* _The problem_
List all lines in the material below that contain "Preparedness".

* START *

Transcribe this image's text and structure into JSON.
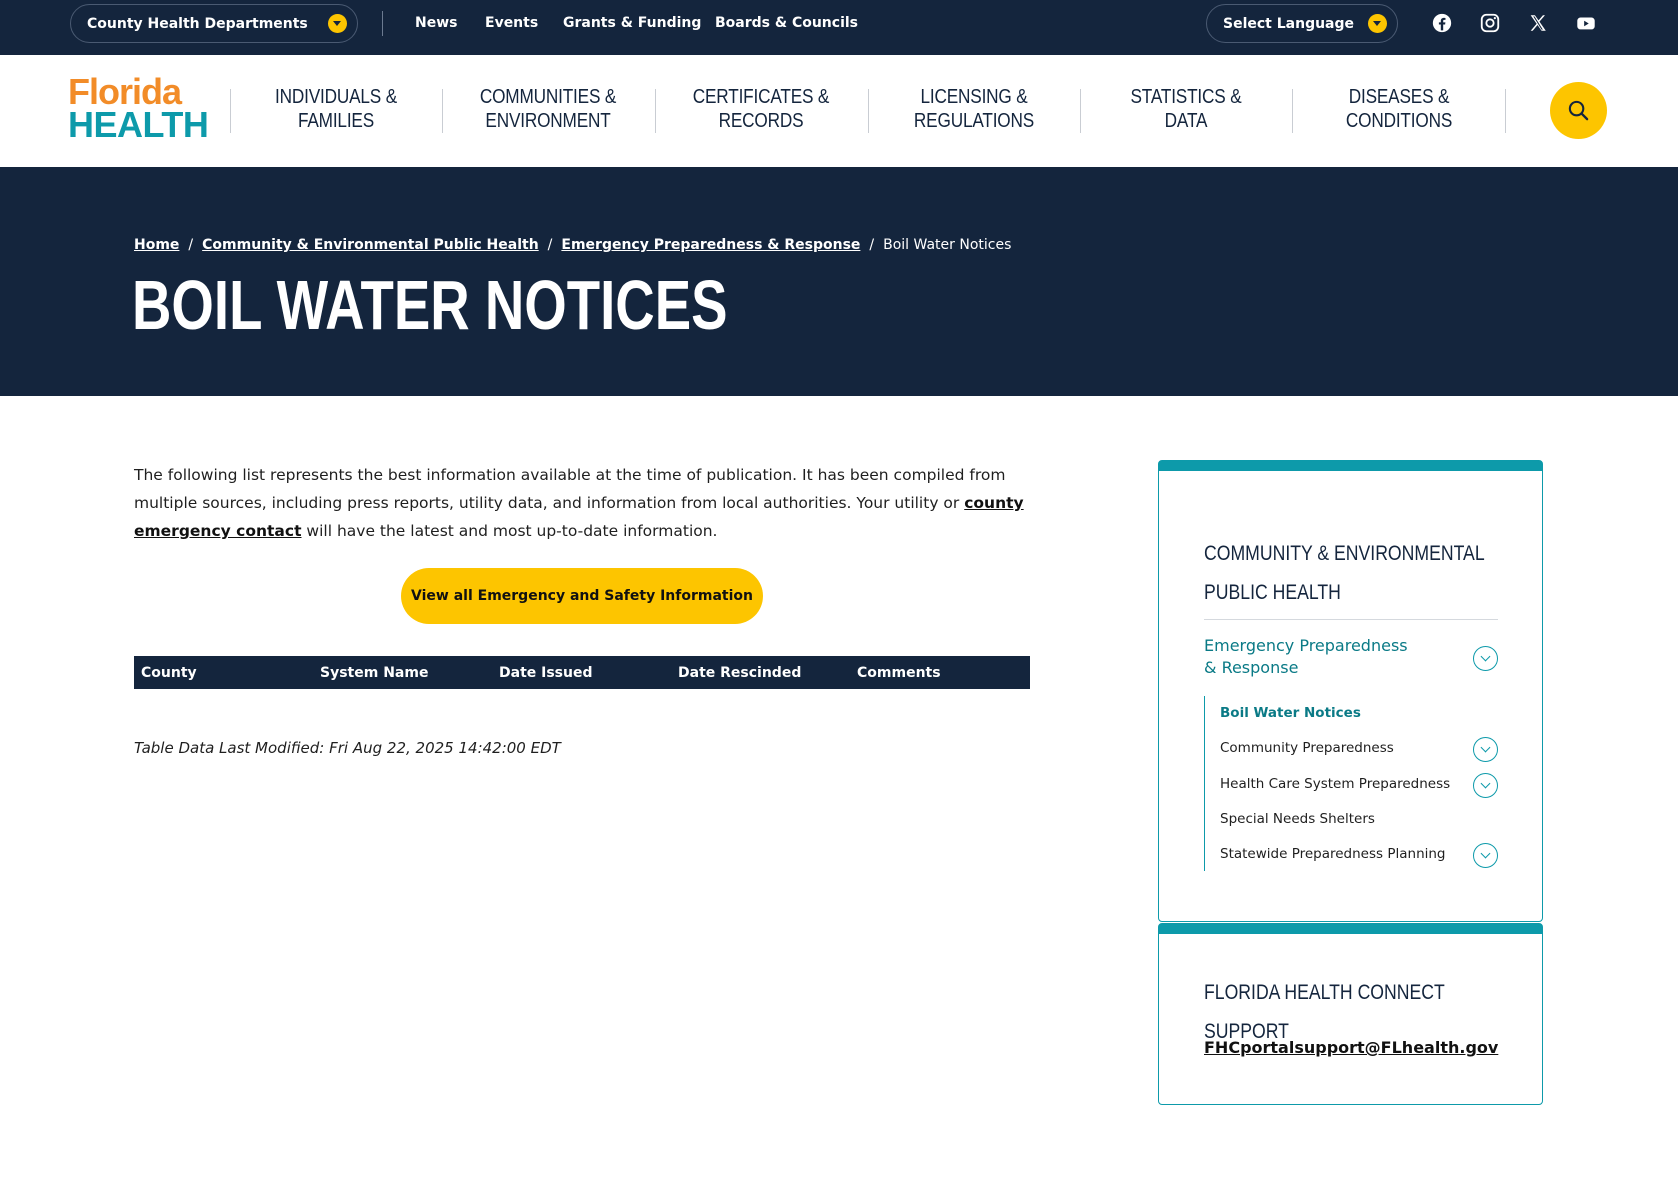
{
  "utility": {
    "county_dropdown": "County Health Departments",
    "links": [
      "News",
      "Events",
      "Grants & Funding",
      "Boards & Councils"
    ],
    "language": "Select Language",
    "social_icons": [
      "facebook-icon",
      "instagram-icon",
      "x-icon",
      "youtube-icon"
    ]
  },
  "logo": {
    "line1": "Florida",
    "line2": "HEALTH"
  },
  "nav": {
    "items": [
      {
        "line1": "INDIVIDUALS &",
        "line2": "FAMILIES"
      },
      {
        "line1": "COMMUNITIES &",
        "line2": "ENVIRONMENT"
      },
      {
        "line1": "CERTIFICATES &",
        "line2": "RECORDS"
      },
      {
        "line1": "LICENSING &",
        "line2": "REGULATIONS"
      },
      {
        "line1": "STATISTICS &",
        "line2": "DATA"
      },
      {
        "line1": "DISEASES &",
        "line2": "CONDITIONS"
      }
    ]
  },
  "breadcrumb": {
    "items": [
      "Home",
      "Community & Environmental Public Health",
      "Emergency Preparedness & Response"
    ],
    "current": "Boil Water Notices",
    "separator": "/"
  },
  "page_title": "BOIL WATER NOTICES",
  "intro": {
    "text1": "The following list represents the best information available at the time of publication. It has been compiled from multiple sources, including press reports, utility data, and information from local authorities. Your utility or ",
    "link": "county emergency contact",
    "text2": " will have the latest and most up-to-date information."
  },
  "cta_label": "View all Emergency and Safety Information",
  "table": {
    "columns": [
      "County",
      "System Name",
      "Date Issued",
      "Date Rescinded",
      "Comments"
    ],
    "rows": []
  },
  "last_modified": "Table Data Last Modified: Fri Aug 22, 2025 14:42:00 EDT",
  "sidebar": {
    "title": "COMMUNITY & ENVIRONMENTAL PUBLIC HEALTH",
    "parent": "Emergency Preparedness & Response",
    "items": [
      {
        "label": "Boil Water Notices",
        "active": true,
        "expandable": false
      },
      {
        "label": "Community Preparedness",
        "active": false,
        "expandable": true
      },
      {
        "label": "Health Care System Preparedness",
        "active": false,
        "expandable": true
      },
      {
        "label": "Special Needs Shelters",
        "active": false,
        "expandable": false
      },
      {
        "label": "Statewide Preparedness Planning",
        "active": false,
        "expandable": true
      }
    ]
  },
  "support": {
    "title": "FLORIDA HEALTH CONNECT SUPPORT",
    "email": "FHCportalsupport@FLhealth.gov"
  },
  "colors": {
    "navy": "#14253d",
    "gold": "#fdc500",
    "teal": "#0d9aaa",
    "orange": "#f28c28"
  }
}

* END *

* _Answer_
      "Emergency Preparedness & Response"
    "parent": "Emergency Preparedness & Response",
        "label": "Community Preparedness",
        "label": "Health Care System Preparedness",
        "label": "Statewide Preparedness Planning",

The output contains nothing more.